Start The records

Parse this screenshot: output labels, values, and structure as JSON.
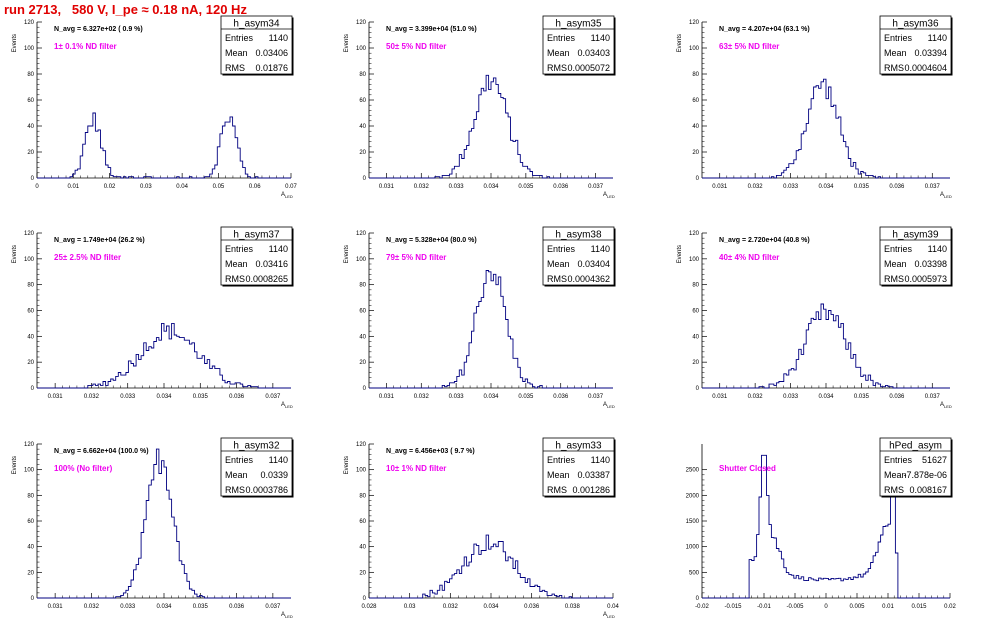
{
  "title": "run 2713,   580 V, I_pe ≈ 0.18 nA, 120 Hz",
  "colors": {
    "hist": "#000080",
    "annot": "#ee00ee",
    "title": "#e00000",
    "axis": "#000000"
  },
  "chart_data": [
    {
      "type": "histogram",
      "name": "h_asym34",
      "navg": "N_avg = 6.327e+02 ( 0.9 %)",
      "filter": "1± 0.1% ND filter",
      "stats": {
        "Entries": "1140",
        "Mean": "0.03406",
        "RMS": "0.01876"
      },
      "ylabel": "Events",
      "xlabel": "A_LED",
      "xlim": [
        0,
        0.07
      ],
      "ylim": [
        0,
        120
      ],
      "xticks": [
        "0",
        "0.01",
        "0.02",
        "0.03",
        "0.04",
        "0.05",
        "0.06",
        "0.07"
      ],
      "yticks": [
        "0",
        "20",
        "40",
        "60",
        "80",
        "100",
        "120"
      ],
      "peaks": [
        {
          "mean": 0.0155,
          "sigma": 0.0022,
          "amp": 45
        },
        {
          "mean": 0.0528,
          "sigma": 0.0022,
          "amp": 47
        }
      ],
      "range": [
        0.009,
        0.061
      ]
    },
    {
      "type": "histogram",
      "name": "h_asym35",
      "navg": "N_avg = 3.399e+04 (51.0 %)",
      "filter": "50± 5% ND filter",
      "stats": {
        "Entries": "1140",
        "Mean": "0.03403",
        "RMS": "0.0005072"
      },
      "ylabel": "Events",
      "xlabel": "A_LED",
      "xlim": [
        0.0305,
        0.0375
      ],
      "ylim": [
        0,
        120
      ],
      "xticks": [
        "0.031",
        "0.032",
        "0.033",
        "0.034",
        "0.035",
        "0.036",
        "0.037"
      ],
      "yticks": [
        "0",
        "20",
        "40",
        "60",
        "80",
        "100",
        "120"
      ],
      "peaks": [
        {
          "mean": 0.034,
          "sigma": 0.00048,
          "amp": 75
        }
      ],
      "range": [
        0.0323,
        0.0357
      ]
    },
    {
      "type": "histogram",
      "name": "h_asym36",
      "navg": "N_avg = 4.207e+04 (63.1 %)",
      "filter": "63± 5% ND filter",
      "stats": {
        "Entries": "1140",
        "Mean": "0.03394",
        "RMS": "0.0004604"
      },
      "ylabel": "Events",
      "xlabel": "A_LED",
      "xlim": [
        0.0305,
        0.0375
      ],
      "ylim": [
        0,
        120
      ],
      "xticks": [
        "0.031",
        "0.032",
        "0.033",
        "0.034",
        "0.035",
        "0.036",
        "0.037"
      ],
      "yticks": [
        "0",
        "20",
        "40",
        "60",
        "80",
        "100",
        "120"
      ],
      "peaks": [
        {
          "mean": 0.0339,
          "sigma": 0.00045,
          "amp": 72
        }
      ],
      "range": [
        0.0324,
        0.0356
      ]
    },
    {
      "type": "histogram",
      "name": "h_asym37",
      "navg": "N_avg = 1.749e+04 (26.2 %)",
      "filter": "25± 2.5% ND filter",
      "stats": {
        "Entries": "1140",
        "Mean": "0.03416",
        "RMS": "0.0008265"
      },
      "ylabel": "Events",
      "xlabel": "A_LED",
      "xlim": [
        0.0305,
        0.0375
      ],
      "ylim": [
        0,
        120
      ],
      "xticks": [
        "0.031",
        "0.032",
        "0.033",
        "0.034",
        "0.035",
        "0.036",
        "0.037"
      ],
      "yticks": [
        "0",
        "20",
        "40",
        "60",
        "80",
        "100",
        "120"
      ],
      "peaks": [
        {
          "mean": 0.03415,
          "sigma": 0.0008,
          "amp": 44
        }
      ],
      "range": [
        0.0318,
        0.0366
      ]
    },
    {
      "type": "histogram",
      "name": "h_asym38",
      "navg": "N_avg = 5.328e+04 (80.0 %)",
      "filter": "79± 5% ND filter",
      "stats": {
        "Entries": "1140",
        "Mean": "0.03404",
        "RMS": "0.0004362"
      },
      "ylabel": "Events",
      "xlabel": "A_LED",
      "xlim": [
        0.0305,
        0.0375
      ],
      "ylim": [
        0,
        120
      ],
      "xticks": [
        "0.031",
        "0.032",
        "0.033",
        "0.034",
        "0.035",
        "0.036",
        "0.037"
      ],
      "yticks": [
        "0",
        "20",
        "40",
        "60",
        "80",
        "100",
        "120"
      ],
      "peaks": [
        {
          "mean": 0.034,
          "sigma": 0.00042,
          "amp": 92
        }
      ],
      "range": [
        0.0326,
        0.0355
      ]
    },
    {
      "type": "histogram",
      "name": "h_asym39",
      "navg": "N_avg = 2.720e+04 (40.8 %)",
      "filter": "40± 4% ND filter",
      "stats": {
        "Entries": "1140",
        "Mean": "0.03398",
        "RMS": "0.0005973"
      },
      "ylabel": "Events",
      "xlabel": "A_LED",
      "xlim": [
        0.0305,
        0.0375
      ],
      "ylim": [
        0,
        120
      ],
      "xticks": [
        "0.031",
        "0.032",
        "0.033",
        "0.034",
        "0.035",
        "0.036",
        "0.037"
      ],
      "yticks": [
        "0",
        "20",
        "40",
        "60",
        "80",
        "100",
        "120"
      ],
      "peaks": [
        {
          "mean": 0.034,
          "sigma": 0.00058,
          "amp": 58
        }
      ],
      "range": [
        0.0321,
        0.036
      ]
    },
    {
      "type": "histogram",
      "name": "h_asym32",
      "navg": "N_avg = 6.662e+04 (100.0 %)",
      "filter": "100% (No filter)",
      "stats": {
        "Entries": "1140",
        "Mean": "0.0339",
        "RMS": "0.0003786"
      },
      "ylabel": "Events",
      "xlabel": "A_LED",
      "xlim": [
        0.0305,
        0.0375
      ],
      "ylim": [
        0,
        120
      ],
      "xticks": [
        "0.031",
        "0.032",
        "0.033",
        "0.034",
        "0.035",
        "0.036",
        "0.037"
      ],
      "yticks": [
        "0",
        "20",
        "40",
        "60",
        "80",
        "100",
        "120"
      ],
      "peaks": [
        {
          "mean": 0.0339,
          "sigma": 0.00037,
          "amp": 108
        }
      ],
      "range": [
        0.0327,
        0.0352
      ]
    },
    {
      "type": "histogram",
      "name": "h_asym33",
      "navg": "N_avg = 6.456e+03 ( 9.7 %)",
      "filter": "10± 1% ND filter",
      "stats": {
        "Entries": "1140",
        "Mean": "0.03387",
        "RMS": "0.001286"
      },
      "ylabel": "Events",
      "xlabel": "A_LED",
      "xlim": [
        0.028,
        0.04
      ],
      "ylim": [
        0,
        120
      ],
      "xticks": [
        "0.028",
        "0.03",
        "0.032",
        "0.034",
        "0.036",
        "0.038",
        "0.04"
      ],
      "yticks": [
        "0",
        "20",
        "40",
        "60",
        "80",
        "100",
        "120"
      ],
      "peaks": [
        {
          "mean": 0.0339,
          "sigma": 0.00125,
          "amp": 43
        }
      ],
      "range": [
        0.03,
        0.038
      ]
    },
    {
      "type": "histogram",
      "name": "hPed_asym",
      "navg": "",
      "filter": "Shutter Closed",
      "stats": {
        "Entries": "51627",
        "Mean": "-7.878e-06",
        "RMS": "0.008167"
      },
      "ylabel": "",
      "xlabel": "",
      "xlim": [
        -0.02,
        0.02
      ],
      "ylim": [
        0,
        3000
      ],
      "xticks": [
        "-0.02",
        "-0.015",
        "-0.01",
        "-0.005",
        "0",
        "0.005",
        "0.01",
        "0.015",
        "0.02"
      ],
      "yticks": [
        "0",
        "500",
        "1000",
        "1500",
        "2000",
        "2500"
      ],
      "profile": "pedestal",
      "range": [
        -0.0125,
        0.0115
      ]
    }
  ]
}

End The records

## [Description of the task]
Search the material above for "title". Pull out each line where it shows up.

## [The result]
  "title": "run 2713,   580 V, I_pe ≈ 0.18 nA, 120 Hz",
    "title": "#e00000",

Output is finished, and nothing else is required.